⟨
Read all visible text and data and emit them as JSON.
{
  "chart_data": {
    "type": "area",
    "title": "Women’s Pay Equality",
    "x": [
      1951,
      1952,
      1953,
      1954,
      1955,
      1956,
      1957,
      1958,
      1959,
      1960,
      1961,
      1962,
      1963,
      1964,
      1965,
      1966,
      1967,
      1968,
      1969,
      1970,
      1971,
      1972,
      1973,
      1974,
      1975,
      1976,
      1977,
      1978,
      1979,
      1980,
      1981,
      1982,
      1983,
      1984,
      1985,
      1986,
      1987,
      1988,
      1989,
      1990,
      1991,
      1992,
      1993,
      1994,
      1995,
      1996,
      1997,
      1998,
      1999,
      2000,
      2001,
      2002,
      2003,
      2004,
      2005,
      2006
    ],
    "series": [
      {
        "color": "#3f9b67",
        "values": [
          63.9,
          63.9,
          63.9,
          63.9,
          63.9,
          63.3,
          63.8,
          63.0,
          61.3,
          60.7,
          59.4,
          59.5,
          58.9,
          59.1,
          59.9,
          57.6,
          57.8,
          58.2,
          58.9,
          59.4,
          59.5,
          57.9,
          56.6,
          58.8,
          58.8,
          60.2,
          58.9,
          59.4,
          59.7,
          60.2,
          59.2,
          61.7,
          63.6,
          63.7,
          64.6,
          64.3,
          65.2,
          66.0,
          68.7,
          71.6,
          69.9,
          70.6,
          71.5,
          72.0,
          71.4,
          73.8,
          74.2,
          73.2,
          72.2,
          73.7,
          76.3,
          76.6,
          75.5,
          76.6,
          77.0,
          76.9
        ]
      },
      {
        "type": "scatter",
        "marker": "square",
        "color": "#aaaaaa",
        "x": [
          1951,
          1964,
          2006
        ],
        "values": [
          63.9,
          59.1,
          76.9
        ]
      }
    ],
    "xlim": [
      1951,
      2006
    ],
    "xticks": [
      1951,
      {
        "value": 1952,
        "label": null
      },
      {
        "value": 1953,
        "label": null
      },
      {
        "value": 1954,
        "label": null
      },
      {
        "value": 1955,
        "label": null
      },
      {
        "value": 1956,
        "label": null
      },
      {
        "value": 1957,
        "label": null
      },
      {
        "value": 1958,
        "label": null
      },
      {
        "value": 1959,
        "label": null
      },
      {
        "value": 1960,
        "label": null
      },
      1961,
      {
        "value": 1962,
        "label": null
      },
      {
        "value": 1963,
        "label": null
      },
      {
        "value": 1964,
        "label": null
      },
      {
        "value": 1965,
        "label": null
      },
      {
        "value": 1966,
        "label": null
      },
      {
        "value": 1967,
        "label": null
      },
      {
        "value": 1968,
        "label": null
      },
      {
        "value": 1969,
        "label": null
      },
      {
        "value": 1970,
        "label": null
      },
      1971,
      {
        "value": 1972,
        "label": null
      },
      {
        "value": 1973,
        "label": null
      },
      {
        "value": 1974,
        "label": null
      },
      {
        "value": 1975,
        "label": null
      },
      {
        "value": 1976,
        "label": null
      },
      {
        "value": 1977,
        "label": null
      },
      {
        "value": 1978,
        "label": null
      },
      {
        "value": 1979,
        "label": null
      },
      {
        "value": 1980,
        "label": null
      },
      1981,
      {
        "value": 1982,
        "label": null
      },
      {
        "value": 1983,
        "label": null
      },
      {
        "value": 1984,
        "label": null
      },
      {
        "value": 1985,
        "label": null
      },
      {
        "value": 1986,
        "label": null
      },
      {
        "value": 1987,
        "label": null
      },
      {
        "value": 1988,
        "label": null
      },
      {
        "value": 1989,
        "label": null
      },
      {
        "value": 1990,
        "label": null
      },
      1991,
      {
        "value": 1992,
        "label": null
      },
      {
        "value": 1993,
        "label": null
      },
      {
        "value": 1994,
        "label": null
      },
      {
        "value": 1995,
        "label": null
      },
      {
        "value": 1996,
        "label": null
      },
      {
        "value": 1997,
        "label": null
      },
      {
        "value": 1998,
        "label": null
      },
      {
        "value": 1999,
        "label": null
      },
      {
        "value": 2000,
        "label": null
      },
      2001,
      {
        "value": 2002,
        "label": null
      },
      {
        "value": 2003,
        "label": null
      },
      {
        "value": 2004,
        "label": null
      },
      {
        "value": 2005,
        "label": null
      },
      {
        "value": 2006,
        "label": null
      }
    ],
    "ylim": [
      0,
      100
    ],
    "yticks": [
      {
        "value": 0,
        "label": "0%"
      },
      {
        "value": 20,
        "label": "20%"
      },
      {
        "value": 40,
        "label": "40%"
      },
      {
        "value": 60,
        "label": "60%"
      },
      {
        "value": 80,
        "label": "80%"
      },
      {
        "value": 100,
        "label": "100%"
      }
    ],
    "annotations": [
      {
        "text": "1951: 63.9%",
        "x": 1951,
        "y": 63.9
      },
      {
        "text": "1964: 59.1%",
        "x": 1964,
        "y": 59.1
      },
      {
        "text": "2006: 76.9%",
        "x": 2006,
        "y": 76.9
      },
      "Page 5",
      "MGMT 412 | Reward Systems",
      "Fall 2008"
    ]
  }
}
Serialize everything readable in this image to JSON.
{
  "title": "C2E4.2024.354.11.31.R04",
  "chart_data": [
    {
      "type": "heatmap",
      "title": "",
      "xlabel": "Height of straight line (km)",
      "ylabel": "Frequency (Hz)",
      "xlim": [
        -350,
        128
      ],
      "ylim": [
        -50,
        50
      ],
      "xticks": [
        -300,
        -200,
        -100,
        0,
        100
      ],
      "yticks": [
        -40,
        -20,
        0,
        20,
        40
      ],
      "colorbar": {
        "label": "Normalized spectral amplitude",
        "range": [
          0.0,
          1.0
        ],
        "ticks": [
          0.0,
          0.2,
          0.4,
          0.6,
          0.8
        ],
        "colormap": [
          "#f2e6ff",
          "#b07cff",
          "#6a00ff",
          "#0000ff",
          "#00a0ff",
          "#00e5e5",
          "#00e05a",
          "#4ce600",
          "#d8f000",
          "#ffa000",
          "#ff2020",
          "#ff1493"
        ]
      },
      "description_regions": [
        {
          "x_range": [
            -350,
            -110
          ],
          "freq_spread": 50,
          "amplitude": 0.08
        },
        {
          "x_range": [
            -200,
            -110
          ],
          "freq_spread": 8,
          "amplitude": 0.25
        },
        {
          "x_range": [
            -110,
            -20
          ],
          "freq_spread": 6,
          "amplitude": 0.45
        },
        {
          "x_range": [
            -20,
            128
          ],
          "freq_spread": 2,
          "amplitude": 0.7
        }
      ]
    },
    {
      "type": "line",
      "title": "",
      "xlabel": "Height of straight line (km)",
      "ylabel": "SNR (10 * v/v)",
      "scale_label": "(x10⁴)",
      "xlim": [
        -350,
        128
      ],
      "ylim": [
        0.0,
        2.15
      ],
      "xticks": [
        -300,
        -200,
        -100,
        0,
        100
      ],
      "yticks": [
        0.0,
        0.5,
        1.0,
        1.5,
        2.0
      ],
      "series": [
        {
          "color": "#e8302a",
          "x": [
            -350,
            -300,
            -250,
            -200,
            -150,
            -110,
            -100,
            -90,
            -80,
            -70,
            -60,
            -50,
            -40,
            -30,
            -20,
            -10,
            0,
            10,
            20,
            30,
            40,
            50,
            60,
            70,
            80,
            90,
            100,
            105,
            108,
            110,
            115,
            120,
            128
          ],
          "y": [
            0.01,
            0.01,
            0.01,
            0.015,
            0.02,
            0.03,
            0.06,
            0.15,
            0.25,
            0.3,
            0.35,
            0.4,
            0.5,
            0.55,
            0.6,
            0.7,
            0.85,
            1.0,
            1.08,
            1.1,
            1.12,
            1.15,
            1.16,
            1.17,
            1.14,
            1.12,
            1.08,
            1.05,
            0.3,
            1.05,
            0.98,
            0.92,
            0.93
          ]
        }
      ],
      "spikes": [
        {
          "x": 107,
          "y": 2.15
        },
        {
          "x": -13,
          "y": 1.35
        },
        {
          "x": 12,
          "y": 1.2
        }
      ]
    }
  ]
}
⟩
⟨
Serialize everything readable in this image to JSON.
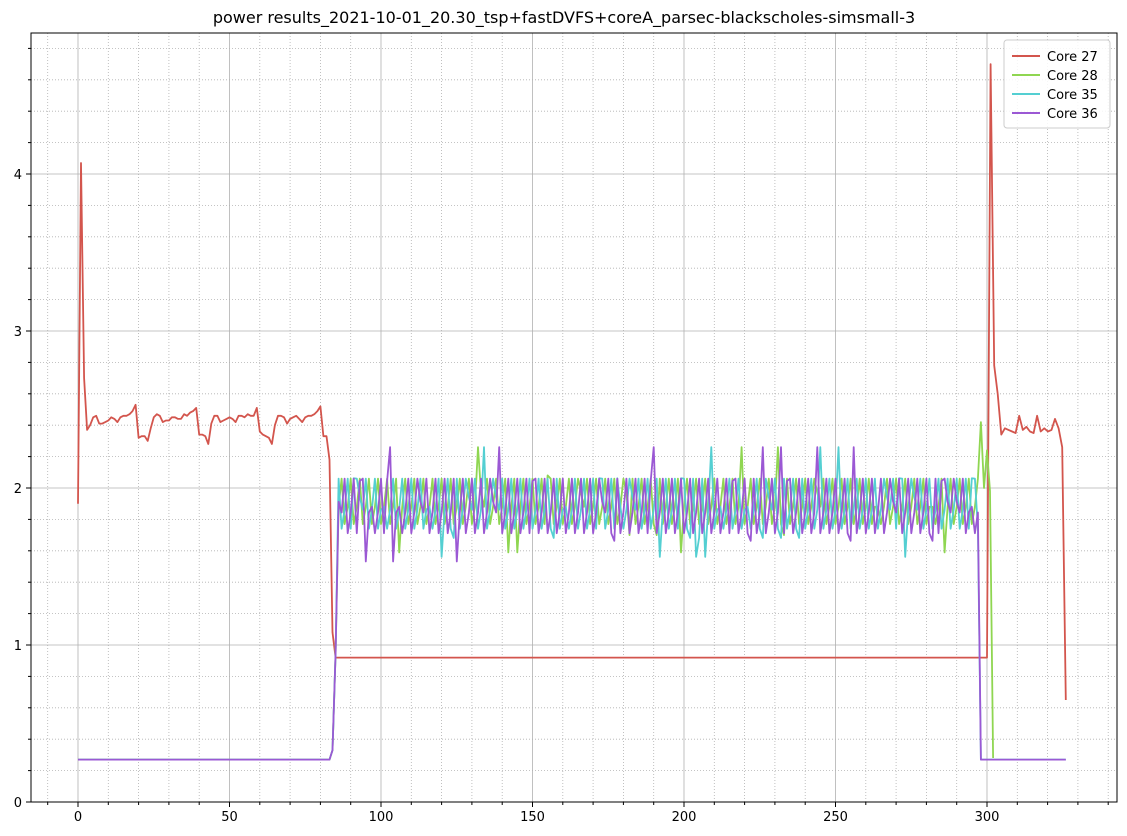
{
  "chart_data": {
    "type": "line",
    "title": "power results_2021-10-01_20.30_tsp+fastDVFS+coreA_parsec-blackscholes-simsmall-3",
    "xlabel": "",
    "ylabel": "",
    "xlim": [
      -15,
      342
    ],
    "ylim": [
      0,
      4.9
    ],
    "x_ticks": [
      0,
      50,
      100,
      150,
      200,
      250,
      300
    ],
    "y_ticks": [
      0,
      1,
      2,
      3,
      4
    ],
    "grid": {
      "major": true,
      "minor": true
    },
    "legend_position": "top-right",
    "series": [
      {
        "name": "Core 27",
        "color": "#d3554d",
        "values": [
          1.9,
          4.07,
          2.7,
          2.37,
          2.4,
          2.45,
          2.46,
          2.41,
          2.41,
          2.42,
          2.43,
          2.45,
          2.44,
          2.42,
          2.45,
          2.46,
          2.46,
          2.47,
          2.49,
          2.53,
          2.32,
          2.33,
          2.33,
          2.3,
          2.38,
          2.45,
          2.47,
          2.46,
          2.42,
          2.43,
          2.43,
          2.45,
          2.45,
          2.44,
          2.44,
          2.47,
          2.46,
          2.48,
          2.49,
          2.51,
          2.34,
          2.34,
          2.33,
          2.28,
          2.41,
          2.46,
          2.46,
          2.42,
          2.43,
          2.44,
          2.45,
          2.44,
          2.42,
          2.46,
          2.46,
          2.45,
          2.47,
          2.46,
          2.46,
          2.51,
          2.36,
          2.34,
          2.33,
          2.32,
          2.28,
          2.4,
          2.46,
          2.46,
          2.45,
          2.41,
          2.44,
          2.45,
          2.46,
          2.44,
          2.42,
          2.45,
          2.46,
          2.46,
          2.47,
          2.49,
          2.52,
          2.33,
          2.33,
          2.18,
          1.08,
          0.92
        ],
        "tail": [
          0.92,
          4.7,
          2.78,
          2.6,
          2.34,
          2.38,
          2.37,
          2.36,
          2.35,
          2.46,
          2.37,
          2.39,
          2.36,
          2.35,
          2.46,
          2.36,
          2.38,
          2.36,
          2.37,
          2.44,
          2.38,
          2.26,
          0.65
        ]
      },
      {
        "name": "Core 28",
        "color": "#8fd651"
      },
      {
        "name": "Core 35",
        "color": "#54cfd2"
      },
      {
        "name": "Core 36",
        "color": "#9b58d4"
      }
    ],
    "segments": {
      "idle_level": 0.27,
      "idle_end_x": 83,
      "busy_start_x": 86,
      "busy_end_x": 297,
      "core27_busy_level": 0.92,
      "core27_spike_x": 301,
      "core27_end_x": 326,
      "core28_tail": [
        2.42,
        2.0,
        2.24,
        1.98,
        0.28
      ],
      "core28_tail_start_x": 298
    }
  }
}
⟩
> **Given task**: Collect the lines of the data that carry the word "text".

> **Answer to the exercise**:
Read all visible text and data and emit them as JSON.
        "text": "1951: 63.9%",
        "text": "1964: 59.1%",
        "text": "2006: 76.9%",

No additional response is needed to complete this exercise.